[Exercise inputs]:
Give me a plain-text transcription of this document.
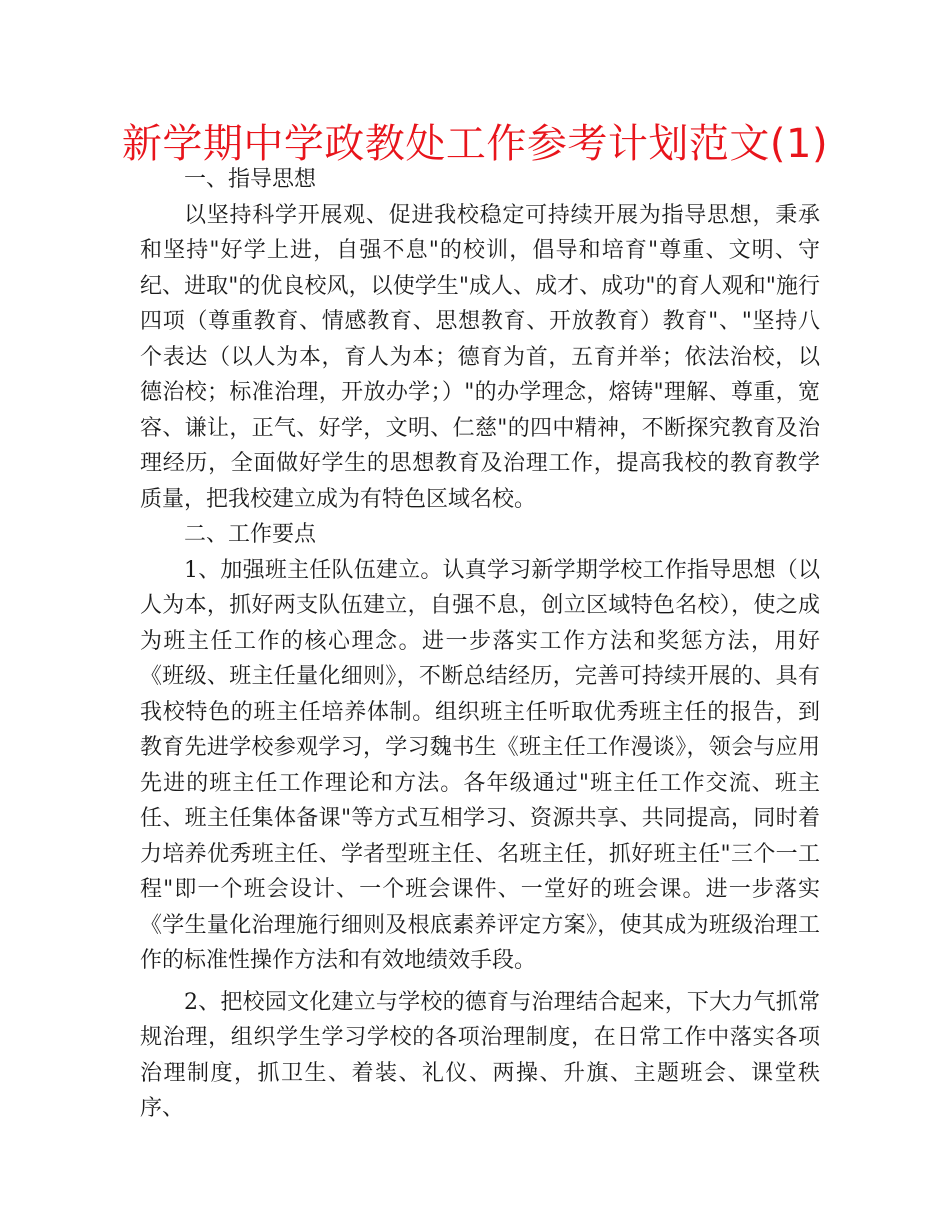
新学期中学政教处工作参考计划范文(1)

一、指导思想

以坚持科学开展观、促进我校稳定可持续开展为指导思想，秉承和坚持"好学上进，自强不息"的校训，倡导和培育"尊重、文明、守纪、进取"的优良校风，以使学生"成人、成才、成功"的育人观和"施行四项（尊重教育、情感教育、思想教育、开放教育）教育"、"坚持八个表达（以人为本，育人为本；德育为首，五育并举；依法治校，以德治校；标准治理，开放办学；）"的办学理念，熔铸"理解、尊重，宽容、谦让，正气、好学，文明、仁慈"的四中精神，不断探究教育及治理经历，全面做好学生的思想教育及治理工作，提高我校的教育教学质量，把我校建立成为有特色区域名校。

二、工作要点

1、加强班主任队伍建立。认真学习新学期学校工作指导思想（以人为本，抓好两支队伍建立，自强不息，创立区域特色名校），使之成为班主任工作的核心理念。进一步落实工作方法和奖惩方法，用好《班级、班主任量化细则》，不断总结经历，完善可持续开展的、具有我校特色的班主任培养体制。组织班主任听取优秀班主任的报告，到教育先进学校参观学习，学习魏书生《班主任工作漫谈》，领会与应用先进的班主任工作理论和方法。各年级通过"班主任工作交流、班主任、班主任集体备课"等方式互相学习、资源共享、共同提高，同时着力培养优秀班主任、学者型班主任、名班主任，抓好班主任"三个一工程"即一个班会设计、一个班会课件、一堂好的班会课。进一步落实《学生量化治理施行细则及根底素养评定方案》，使其成为班级治理工作的标准性操作方法和有效地绩效手段。

2、把校园文化建立与学校的德育与治理结合起来，下大力气抓常规治理，组织学生学习学校的各项治理制度，在日常工作中落实各项治理制度，抓卫生、着装、礼仪、两操、升旗、主题班会、课堂秩序、
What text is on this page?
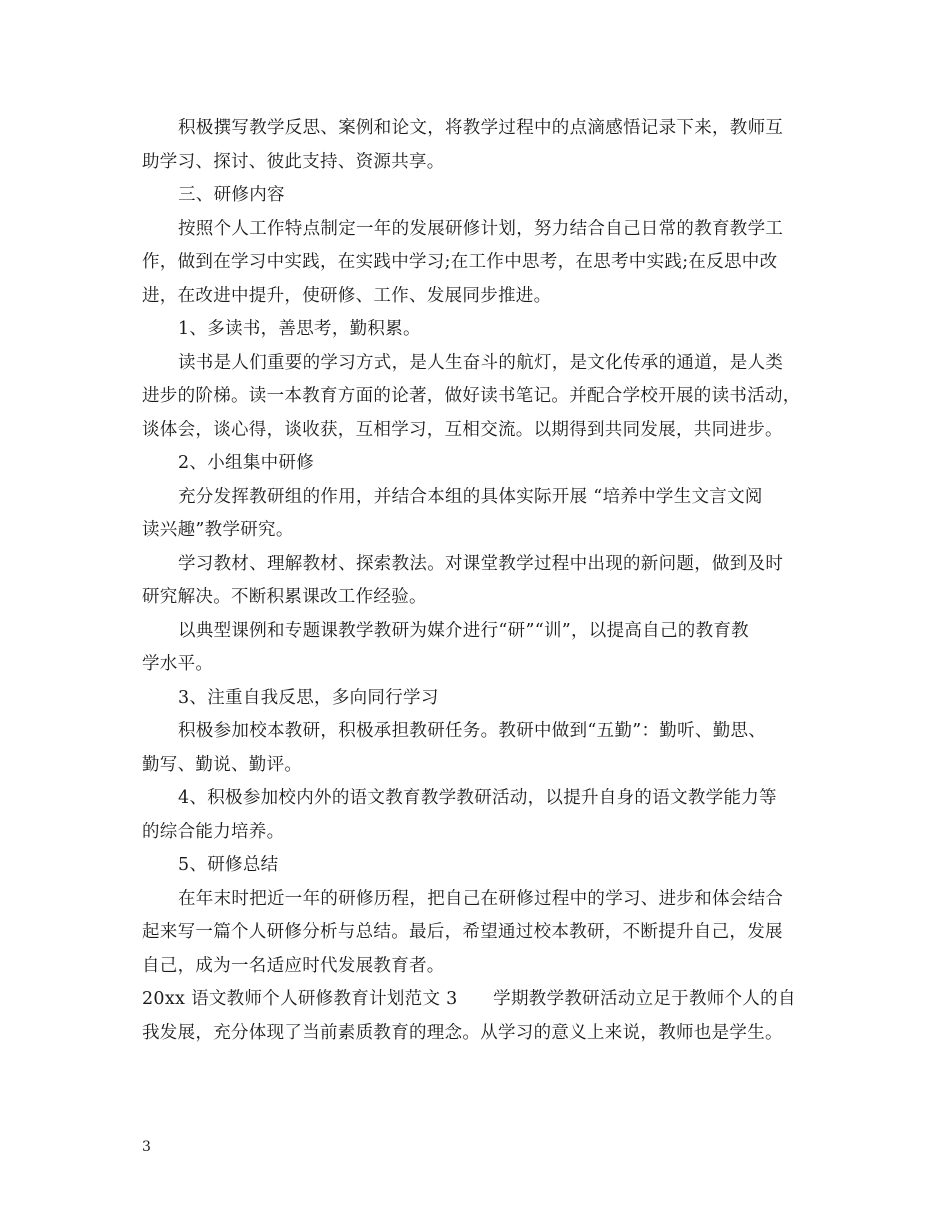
积极撰写教学反思、案例和论文，将教学过程中的点滴感悟记录下来，教师互
助学习、探讨、彼此支持、资源共享。
三、研修内容
按照个人工作特点制定一年的发展研修计划，努力结合自己日常的教育教学工
作，做到在学习中实践，在实践中学习;在工作中思考，在思考中实践;在反思中改
进，在改进中提升，使研修、工作、发展同步推进。
1、多读书，善思考，勤积累。
读书是人们重要的学习方式，是人生奋斗的航灯，是文化传承的通道，是人类
进步的阶梯。读一本教育方面的论著，做好读书笔记。并配合学校开展的读书活动，
谈体会，谈心得，谈收获，互相学习，互相交流。以期得到共同发展，共同进步。
2、小组集中研修
充分发挥教研组的作用，并结合本组的具体实际开展 “培养中学生文言文阅
读兴趣”教学研究。
学习教材、理解教材、探索教法。对课堂教学过程中出现的新问题，做到及时
研究解决。不断积累课改工作经验。
以典型课例和专题课教学教研为媒介进行“研”“训”，以提高自己的教育教
学水平。
3、注重自我反思，多向同行学习
积极参加校本教研，积极承担教研任务。教研中做到“五勤”：勤听、勤思、
勤写、勤说、勤评。
4、积极参加校内外的语文教育教学教研活动，以提升自身的语文教学能力等
的综合能力培养。
5、研修总结
在年末时把近一年的研修历程，把自己在研修过程中的学习、进步和体会结合
起来写一篇个人研修分析与总结。最后，希望通过校本教研，不断提升自己，发展
自己，成为一名适应时代发展教育者。
20xx 语文教师个人研修教育计划范文 3　　学期教学教研活动立足于教师个人的自
我发展，充分体现了当前素质教育的理念。从学习的意义上来说，教师也是学生。
3
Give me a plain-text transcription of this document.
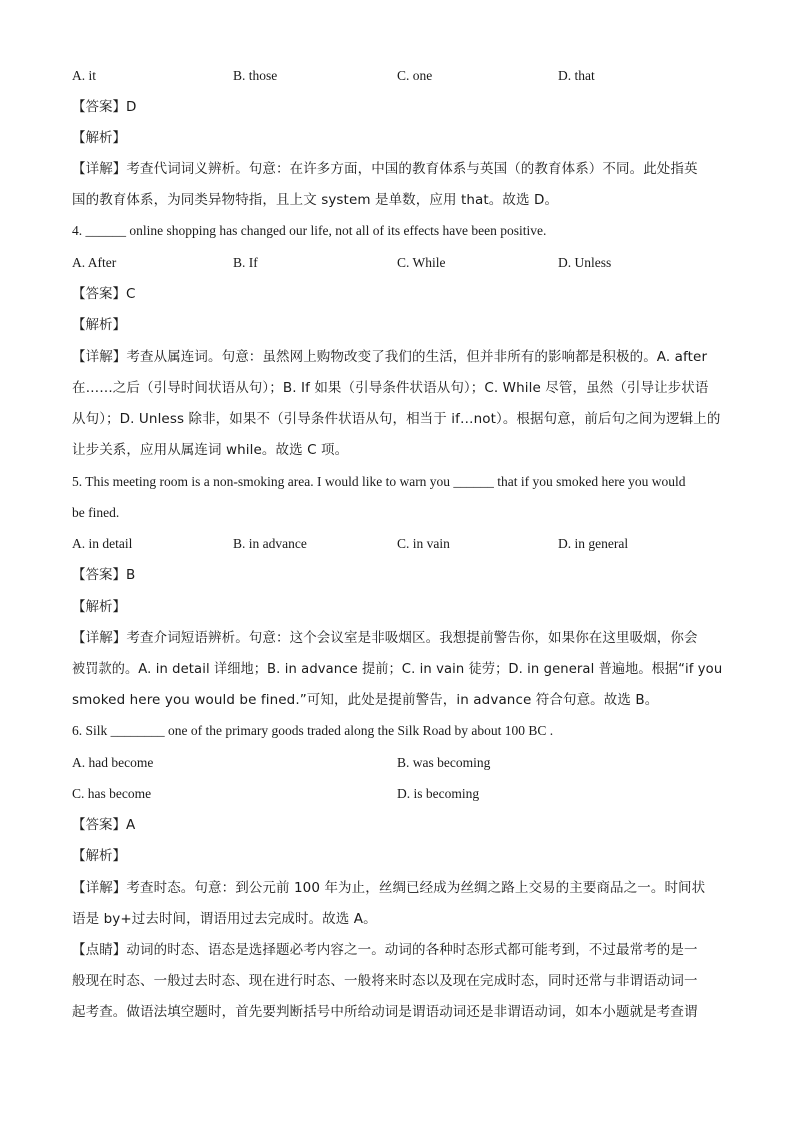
A. it	B. those	C. one	D. that
【答案】D
【解析】
【详解】考查代词词义辨析。句意：在许多方面，中国的教育体系与英国（的教育体系）不同。此处指英
国的教育体系，为同类异物特指，且上文 system 是单数，应用 that。故选 D。
4. ______ online shopping has changed our life, not all of its effects have been positive.
A. After	B. If	C. While	D. Unless
【答案】C
【解析】
【详解】考查从属连词。句意：虽然网上购物改变了我们的生活，但并非所有的影响都是积极的。A. after
在……之后（引导时间状语从句）；B. If 如果（引导条件状语从句）；C. While 尽管，虽然（引导让步状语
从句）；D. Unless 除非，如果不（引导条件状语从句，相当于 if…not）。根据句意，前后句之间为逻辑上的
让步关系，应用从属连词 while。故选 C 项。
5. This meeting room is a non-smoking area. I would like to warn you ______ that if you smoked here you would
be fined.
A. in detail	B. in advance	C. in vain	D. in general
【答案】B
【解析】
【详解】考查介词短语辨析。句意：这个会议室是非吸烟区。我想提前警告你，如果你在这里吸烟，你会
被罚款的。A. in detail 详细地；B. in advance 提前；C. in vain 徒劳；D. in general 普遍地。根据“if you
smoked here you would be fined.”可知，此处是提前警告，in advance 符合句意。故选 B。
6. Silk ________ one of the primary goods traded along the Silk Road by about 100 BC .
A. had become	B. was becoming
C. has become	D. is becoming
【答案】A
【解析】
【详解】考查时态。句意：到公元前 100 年为止，丝绸已经成为丝绸之路上交易的主要商品之一。时间状
语是 by+过去时间，谓语用过去完成时。故选 A。
【点睛】动词的时态、语态是选择题必考内容之一。动词的各种时态形式都可能考到，不过最常考的是一
般现在时态、一般过去时态、现在进行时态、一般将来时态以及现在完成时态，同时还常与非谓语动词一
起考查。做语法填空题时，首先要判断括号中所给动词是谓语动词还是非谓语动词，如本小题就是考查谓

[What the exercise asks]: Repeat verbatim all the material, but not the pictures.

[Solution below]:
Give me a plain-text transcription of this document.
新学期中学政教处工作参考计划范文(1)

一、指导思想

以坚持科学开展观、促进我校稳定可持续开展为指导思想，秉承和坚持"好学上进，自强不息"的校训，倡导和培育"尊重、文明、守纪、进取"的优良校风，以使学生"成人、成才、成功"的育人观和"施行四项（尊重教育、情感教育、思想教育、开放教育）教育"、"坚持八个表达（以人为本，育人为本；德育为首，五育并举；依法治校，以德治校；标准治理，开放办学；）"的办学理念，熔铸"理解、尊重，宽容、谦让，正气、好学，文明、仁慈"的四中精神，不断探究教育及治理经历，全面做好学生的思想教育及治理工作，提高我校的教育教学质量，把我校建立成为有特色区域名校。

二、工作要点

1、加强班主任队伍建立。认真学习新学期学校工作指导思想（以人为本，抓好两支队伍建立，自强不息，创立区域特色名校），使之成为班主任工作的核心理念。进一步落实工作方法和奖惩方法，用好《班级、班主任量化细则》，不断总结经历，完善可持续开展的、具有我校特色的班主任培养体制。组织班主任听取优秀班主任的报告，到教育先进学校参观学习，学习魏书生《班主任工作漫谈》，领会与应用先进的班主任工作理论和方法。各年级通过"班主任工作交流、班主任、班主任集体备课"等方式互相学习、资源共享、共同提高，同时着力培养优秀班主任、学者型班主任、名班主任，抓好班主任"三个一工程"即一个班会设计、一个班会课件、一堂好的班会课。进一步落实《学生量化治理施行细则及根底素养评定方案》，使其成为班级治理工作的标准性操作方法和有效地绩效手段。

2、把校园文化建立与学校的德育与治理结合起来，下大力气抓常规治理，组织学生学习学校的各项治理制度，在日常工作中落实各项治理制度，抓卫生、着装、礼仪、两操、升旗、主题班会、课堂秩序、
What text is on this page?
积极撰写教学反思、案例和论文，将教学过程中的点滴感悟记录下来，教师互
助学习、探讨、彼此支持、资源共享。
三、研修内容
按照个人工作特点制定一年的发展研修计划，努力结合自己日常的教育教学工
作，做到在学习中实践，在实践中学习;在工作中思考，在思考中实践;在反思中改
进，在改进中提升，使研修、工作、发展同步推进。
1、多读书，善思考，勤积累。
读书是人们重要的学习方式，是人生奋斗的航灯，是文化传承的通道，是人类
进步的阶梯。读一本教育方面的论著，做好读书笔记。并配合学校开展的读书活动，
谈体会，谈心得，谈收获，互相学习，互相交流。以期得到共同发展，共同进步。
2、小组集中研修
充分发挥教研组的作用，并结合本组的具体实际开展 “培养中学生文言文阅
读兴趣”教学研究。
学习教材、理解教材、探索教法。对课堂教学过程中出现的新问题，做到及时
研究解决。不断积累课改工作经验。
以典型课例和专题课教学教研为媒介进行“研”“训”，以提高自己的教育教
学水平。
3、注重自我反思，多向同行学习
积极参加校本教研，积极承担教研任务。教研中做到“五勤”：勤听、勤思、
勤写、勤说、勤评。
4、积极参加校内外的语文教育教学教研活动，以提升自身的语文教学能力等
的综合能力培养。
5、研修总结
在年末时把近一年的研修历程，把自己在研修过程中的学习、进步和体会结合
起来写一篇个人研修分析与总结。最后，希望通过校本教研，不断提升自己，发展
自己，成为一名适应时代发展教育者。
20xx 语文教师个人研修教育计划范文 3　　学期教学教研活动立足于教师个人的自
我发展，充分体现了当前素质教育的理念。从学习的意义上来说，教师也是学生。
3
Give me a plain-text transcription of this document.
A. it	B. those	C. one	D. that
【答案】D
【解析】
【详解】考查代词词义辨析。句意：在许多方面，中国的教育体系与英国（的教育体系）不同。此处指英
国的教育体系，为同类异物特指，且上文 system 是单数，应用 that。故选 D。
4. ______ online shopping has changed our life, not all of its effects have been positive.
A. After	B. If	C. While	D. Unless
【答案】C
【解析】
【详解】考查从属连词。句意：虽然网上购物改变了我们的生活，但并非所有的影响都是积极的。A. after
在……之后（引导时间状语从句）；B. If 如果（引导条件状语从句）；C. While 尽管，虽然（引导让步状语
从句）；D. Unless 除非，如果不（引导条件状语从句，相当于 if…not）。根据句意，前后句之间为逻辑上的
让步关系，应用从属连词 while。故选 C 项。
5. This meeting room is a non-smoking area. I would like to warn you ______ that if you smoked here you would
be fined.
A. in detail	B. in advance	C. in vain	D. in general
【答案】B
【解析】
【详解】考查介词短语辨析。句意：这个会议室是非吸烟区。我想提前警告你，如果你在这里吸烟，你会
被罚款的。A. in detail 详细地；B. in advance 提前；C. in vain 徒劳；D. in general 普遍地。根据“if you
smoked here you would be fined.”可知，此处是提前警告，in advance 符合句意。故选 B。
6. Silk ________ one of the primary goods traded along the Silk Road by about 100 BC .
A. had become	B. was becoming
C. has become	D. is becoming
【答案】A
【解析】
【详解】考查时态。句意：到公元前 100 年为止，丝绸已经成为丝绸之路上交易的主要商品之一。时间状
语是 by+过去时间，谓语用过去完成时。故选 A。
【点睛】动词的时态、语态是选择题必考内容之一。动词的各种时态形式都可能考到，不过最常考的是一
般现在时态、一般过去时态、现在进行时态、一般将来时态以及现在完成时态，同时还常与非谓语动词一
起考查。做语法填空题时，首先要判断括号中所给动词是谓语动词还是非谓语动词，如本小题就是考查谓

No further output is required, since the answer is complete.